Berikutnya menempel ketat Koalisi Capres-Cawapres AMIN adalah Koalisi Capres Ganjar berada diurutan ketiga dengan modal suara parpol pendukung pada angka 39 Jutaan. Koalisi Capres Ganjar mayoritas hanya mengandalkan modal suara dari PDIP. Jika prediksi di Pilpres 2024 sangat minim X-Factor pengatrol suara dari suara non-parpol, maka modal suara tidak akan berpotensi bertambah signifikan.

Final prediksi hasil Pilpres 2024 mendatang, maka Capres Prabowo menempati rangking pertama dengan perolehan 32,7% atau 55.713.099 suara pemilih, disusul Capres-Cawapres AMIN dengan 30,2% dengan raihan 51.356.618 suara dan Capres Ganjar dengan perolehan 28,7% atau 48.801.010 suara pemilih.
Data diolah dan dirumuskan dari hasil Pileg 2019, menyisakan potensi suara Swing Voters PSI 2.717.197 suara & sejumlah 3.256.744 suara yang berpotensi terdistribusi ke Partai baru : PKN,Partai Buruh dan potensi swing person. Secara total masih ada sekitar 14 Jutaan Swing Voters yang masih belum bisa diprediksi.
Analisa Pilpres 2024 diatas juga menganalisa faktor pendegradasi & pengatrol suara kontribusi akibat dari potensi perpecahan internal parpol & Timses Independen (Projo, Prabu dll) dan tren kepemiluan. Berdasar kajian stabilitas suara parpol di kepemiluan, beberapa parpol pengusung di koalisi Capres Prabowo dimungkinkan paling besar memiliki potensi perpecahan suara di Grassroot. Sebagai salah satu analisa di koalisi ini dukungan suara Golkar dimungkinkan tidak akan 100% dari potensi raihan suara Golkar karena tren kontribusi suara partai tidak terkonversi maksimal terhadap suara Capres yang didukung. Di koalisi Ganjar ada faktor PPP yang juga dimungkinkan modal potensi suara PPP tidak akan maksimal 100% dikonversi menjadi suara Capresnya. Sedangkan daya dukung modal potensi suara parpol pendukung AMIN relatif kuat jika dilihat dari tren pemilu, sehingga dimungkinkan suara parpol pendukung akan terkonversi maksimal menjadi suara Capresnya. Kajian juga dilakukan dengan memperhitungkan kekuatan mesin partai dalam meraup swing voters (segmen voters perkotaan, intelektual, pemilih pemula dll). Data Pemilu 2014 menjadi pembanding untuk tambahan analisa degradasi suara dan booming X-Factor Jokowi.

◆ **Latihan Tertulis 1**
Menurut dokumen sumber, berapa persen perolehan suara yang diprediksi untuk Capres Ganjar pada Pilpres 2024?

◆ **Data yang Diberikan**
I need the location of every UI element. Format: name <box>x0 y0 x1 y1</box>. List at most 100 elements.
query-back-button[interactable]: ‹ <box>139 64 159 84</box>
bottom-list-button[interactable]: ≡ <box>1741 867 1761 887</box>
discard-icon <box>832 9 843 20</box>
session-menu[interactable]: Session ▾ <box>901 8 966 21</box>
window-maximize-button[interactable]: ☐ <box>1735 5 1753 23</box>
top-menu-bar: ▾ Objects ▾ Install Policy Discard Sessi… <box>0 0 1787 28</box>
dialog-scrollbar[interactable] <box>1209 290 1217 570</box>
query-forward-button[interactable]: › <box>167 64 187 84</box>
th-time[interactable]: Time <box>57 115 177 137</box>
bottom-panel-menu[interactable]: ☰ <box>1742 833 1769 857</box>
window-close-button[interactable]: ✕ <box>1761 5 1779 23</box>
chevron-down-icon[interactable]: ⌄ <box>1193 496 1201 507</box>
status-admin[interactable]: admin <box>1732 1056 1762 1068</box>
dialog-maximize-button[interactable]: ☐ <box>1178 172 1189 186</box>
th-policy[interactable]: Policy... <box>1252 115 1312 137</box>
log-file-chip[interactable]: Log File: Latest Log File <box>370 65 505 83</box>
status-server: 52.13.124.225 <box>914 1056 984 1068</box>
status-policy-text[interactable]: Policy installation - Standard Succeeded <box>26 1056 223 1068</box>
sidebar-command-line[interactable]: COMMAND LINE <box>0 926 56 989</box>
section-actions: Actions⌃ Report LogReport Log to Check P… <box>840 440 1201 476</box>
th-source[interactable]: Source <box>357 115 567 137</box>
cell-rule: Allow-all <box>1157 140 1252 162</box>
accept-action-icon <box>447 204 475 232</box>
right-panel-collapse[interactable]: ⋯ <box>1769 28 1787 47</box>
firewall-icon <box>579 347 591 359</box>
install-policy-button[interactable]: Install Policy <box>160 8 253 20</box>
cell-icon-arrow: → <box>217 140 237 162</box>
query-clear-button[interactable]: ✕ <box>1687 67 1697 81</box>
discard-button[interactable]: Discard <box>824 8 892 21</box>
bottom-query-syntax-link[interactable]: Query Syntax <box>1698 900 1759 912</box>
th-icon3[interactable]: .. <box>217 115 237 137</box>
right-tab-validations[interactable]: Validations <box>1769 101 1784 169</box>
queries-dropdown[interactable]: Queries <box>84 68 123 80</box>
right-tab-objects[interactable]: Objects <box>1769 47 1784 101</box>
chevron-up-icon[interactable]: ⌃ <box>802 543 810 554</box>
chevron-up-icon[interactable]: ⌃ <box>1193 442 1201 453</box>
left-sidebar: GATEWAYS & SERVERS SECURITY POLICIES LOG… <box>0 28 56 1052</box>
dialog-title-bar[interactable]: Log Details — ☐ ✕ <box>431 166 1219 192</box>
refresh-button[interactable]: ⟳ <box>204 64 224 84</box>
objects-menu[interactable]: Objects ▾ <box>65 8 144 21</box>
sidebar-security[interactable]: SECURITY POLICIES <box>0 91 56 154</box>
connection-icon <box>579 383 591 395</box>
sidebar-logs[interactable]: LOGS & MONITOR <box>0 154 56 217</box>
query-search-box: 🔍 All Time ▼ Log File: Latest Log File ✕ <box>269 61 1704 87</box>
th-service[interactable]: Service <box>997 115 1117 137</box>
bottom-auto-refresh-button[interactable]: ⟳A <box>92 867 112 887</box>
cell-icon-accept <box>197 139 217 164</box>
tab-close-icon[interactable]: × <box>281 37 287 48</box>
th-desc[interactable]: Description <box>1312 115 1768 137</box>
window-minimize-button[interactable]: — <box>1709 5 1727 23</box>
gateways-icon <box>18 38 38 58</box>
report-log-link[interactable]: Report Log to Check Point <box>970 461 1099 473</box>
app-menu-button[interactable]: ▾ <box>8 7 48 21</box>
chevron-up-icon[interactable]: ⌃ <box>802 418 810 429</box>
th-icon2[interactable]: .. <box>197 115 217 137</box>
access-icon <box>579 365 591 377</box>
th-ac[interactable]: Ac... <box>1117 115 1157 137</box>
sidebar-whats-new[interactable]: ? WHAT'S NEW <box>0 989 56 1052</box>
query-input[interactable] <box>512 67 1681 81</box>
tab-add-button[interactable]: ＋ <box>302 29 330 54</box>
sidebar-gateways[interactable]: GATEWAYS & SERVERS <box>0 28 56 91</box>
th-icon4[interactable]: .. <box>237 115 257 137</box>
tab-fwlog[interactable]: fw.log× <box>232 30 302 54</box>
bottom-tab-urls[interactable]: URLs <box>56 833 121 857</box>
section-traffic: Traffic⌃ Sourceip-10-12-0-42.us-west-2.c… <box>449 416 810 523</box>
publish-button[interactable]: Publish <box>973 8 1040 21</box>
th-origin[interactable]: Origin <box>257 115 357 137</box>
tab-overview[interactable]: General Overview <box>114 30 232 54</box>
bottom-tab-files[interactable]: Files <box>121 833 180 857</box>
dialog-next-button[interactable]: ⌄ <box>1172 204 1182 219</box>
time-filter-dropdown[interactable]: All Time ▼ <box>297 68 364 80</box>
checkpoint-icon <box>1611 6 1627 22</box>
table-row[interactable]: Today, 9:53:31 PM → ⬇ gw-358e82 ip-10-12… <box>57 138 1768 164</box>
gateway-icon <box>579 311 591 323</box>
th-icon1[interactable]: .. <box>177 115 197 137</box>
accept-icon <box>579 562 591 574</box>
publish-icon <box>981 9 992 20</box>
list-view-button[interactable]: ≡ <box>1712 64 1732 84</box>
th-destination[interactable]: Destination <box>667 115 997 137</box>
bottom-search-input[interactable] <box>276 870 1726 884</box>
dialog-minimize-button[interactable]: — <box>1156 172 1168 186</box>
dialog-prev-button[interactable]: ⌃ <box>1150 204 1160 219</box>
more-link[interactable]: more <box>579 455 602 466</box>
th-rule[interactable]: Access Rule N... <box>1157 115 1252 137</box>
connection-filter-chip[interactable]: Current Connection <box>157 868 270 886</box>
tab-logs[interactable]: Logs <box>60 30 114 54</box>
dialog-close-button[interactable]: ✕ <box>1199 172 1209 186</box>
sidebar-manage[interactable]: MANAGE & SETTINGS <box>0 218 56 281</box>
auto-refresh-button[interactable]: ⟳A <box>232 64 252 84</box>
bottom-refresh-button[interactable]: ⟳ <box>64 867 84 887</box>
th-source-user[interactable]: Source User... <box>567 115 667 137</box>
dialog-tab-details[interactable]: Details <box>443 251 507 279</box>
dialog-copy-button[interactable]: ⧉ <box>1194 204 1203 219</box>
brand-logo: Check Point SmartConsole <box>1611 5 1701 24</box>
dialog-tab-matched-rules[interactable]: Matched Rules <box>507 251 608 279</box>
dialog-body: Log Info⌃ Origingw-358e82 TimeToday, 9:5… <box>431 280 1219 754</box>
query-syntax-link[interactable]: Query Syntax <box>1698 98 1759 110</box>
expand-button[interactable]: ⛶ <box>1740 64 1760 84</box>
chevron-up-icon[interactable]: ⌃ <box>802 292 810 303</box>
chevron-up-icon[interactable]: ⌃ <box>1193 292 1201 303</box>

◆ **Latihan Tertulis 2**
Tolong tulis ulang daftar mulai dari baris pertamanya sampai dengan baris yang memuat "status-admin[interactable]: admin <box>1732", dengan mengganti "window-close-button" menjadi "window-exit-button". Bagian lainnya dibiarkan tetap sama.

◆ **Jawaban Tertulis 1**
28,7% atau 48.801.010 suara pemilih.

◆ **Jawaban Tertulis 2**
I need the location of every UI element. Format: name <box>x0 y0 x1 y1</box>. List at most 100 elements.
query-back-button[interactable]: ‹ <box>139 64 159 84</box>
bottom-list-button[interactable]: ≡ <box>1741 867 1761 887</box>
discard-icon <box>832 9 843 20</box>
session-menu[interactable]: Session ▾ <box>901 8 966 21</box>
window-maximize-button[interactable]: ☐ <box>1735 5 1753 23</box>
top-menu-bar: ▾ Objects ▾ Install Policy Discard Sessi… <box>0 0 1787 28</box>
dialog-scrollbar[interactable] <box>1209 290 1217 570</box>
query-forward-button[interactable]: › <box>167 64 187 84</box>
th-time[interactable]: Time <box>57 115 177 137</box>
bottom-panel-menu[interactable]: ☰ <box>1742 833 1769 857</box>
window-exit-button[interactable]: ✕ <box>1761 5 1779 23</box>
chevron-down-icon[interactable]: ⌄ <box>1193 496 1201 507</box>
status-admin[interactable]: admin <box>1732 1056 1762 1068</box>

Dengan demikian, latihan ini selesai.